TASK:
Copy each line holding the string "ГОСТ".
---------- RECORDS SUPPLIED
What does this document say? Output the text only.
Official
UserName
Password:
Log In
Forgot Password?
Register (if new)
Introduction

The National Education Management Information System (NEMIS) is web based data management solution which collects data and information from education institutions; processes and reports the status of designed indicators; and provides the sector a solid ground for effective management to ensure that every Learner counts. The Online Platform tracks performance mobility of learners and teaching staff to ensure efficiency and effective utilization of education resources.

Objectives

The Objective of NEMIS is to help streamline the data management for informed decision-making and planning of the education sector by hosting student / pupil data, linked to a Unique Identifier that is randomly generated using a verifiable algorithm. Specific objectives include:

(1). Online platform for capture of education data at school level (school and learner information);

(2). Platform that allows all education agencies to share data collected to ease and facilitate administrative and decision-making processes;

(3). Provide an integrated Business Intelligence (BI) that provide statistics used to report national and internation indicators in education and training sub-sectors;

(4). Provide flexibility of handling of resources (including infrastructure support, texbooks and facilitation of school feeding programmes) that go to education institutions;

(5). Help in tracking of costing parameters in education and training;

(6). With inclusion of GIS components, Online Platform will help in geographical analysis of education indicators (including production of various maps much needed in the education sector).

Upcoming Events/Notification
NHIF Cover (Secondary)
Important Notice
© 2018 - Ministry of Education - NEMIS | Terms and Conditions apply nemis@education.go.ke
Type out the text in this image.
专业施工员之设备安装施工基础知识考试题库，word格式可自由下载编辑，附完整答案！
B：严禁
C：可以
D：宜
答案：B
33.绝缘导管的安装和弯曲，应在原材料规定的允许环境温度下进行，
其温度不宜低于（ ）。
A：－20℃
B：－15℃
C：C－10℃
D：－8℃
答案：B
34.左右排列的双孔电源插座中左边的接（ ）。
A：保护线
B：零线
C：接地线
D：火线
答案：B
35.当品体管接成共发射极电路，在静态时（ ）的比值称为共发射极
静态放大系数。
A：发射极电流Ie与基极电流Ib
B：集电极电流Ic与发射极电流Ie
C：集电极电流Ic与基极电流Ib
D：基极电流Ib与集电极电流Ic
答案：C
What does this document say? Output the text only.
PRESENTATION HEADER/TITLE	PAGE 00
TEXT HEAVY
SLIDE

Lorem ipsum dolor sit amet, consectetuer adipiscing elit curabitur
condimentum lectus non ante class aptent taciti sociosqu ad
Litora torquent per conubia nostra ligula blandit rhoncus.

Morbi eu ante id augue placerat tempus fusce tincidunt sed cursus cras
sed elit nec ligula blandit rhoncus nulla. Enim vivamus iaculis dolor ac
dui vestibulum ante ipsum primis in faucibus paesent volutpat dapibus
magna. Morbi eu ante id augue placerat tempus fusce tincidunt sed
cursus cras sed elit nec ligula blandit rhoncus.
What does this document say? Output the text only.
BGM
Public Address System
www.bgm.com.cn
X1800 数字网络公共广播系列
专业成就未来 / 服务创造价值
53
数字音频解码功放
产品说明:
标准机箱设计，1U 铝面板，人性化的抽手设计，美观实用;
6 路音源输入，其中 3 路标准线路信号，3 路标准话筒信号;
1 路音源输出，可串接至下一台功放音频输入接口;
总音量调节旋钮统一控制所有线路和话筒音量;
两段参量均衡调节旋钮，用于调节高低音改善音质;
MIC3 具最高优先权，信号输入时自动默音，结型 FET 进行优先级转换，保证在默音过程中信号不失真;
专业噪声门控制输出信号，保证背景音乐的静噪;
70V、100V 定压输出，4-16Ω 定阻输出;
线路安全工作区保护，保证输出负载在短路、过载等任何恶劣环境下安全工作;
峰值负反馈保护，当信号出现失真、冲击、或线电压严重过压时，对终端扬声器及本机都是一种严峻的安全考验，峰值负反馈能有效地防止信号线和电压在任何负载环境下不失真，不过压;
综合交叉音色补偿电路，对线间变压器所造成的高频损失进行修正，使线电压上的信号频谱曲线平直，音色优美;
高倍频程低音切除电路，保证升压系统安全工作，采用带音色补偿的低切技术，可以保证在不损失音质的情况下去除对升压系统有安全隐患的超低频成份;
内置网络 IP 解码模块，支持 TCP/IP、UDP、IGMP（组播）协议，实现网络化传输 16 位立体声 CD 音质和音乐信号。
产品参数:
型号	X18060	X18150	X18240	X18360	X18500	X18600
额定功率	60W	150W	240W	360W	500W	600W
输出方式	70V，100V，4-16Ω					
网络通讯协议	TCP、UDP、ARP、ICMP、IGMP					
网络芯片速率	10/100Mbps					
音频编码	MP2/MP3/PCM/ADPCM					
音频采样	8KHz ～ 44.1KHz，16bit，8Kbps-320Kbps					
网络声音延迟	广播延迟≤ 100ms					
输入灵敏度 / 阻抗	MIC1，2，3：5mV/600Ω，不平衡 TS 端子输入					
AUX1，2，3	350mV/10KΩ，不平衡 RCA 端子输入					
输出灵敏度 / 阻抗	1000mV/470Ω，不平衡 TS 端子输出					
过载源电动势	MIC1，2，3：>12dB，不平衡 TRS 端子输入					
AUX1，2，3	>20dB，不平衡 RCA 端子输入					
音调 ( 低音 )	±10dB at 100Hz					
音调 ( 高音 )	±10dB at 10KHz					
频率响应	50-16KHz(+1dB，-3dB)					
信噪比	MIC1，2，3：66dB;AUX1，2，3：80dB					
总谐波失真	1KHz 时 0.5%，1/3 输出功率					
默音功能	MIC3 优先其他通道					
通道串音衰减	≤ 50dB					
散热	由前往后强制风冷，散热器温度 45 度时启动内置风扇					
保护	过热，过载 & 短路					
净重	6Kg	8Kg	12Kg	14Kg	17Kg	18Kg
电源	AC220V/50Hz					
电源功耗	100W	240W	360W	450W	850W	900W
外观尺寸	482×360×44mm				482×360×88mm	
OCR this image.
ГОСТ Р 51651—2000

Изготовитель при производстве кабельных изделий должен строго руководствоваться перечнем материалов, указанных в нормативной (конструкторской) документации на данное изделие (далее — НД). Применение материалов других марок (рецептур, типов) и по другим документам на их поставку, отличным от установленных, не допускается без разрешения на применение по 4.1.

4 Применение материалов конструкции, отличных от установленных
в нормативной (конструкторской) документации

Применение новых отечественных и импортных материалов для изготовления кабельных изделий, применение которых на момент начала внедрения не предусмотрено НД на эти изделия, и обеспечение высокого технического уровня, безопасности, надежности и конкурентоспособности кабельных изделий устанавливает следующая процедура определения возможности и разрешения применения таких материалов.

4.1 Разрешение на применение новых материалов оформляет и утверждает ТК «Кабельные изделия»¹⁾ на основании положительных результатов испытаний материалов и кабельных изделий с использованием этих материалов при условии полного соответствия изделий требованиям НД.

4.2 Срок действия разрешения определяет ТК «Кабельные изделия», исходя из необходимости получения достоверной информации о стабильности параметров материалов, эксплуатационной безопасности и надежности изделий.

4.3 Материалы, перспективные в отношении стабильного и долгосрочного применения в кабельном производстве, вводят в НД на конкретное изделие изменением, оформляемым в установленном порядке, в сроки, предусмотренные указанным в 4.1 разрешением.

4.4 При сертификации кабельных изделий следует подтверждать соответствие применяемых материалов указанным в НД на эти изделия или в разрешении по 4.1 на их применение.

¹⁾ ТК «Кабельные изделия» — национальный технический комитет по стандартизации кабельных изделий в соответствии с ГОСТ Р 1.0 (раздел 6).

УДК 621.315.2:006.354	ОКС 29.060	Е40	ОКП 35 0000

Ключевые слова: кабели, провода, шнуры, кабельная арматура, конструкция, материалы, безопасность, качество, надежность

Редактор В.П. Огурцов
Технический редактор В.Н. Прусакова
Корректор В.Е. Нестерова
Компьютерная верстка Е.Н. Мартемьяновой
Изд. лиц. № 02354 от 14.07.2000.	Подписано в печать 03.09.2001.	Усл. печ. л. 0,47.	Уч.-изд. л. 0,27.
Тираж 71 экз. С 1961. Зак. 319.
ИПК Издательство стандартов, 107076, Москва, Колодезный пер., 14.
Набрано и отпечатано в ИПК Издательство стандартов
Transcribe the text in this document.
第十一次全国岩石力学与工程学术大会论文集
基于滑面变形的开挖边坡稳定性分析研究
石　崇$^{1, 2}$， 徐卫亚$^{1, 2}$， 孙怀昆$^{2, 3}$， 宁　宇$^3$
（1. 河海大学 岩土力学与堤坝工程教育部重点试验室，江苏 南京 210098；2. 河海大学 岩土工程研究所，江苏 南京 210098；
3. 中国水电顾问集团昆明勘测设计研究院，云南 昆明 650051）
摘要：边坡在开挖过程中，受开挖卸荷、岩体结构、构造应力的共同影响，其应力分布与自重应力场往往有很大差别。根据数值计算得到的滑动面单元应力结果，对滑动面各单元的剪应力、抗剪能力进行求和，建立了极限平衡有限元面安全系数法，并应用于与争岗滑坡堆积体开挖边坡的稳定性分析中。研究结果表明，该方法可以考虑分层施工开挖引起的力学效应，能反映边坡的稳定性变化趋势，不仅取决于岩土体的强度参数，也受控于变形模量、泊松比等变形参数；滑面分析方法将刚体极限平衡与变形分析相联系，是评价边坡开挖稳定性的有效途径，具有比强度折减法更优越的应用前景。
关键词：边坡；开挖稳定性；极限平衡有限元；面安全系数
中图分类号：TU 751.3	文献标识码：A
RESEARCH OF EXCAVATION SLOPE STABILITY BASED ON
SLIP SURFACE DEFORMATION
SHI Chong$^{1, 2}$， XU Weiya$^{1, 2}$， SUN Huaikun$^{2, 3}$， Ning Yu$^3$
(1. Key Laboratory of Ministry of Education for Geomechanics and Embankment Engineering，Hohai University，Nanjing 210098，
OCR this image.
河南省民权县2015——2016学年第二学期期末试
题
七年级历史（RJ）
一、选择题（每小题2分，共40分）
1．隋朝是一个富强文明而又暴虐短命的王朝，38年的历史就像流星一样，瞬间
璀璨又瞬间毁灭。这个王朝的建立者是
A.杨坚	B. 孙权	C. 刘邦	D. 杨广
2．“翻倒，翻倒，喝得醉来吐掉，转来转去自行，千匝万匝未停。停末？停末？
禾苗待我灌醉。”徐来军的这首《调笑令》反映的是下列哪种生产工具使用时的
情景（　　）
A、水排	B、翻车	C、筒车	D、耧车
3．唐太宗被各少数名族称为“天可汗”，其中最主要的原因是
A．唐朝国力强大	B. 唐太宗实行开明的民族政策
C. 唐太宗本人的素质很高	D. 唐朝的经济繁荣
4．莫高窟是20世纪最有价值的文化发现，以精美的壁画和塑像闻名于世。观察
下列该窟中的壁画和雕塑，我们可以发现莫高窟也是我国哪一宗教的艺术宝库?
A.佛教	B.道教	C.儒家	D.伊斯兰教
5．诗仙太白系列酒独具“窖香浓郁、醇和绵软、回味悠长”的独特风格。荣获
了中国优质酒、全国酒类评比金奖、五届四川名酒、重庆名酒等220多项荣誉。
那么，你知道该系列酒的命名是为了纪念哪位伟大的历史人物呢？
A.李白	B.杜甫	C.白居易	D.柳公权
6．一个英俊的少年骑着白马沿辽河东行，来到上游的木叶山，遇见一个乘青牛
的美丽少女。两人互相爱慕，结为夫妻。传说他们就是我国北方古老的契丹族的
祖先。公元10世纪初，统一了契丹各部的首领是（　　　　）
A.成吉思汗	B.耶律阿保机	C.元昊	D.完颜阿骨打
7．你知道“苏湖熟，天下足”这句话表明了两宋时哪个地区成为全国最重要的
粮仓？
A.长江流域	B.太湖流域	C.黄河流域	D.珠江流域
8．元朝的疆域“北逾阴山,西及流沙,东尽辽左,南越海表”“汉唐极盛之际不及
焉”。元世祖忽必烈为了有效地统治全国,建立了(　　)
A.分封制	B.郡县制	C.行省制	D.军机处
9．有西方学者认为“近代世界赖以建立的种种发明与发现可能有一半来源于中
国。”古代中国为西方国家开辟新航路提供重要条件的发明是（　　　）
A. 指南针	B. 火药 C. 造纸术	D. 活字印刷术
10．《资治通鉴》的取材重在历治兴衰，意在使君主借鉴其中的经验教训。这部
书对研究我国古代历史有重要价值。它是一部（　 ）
--------------------
FINAL RESULT:
ГОСТ Р 51651—2000
¹⁾ ТК «Кабельные изделия» — национальный технический комитет по стандартизации кабельных изделий в соответствии с ГОСТ Р 1.0 (раздел 6).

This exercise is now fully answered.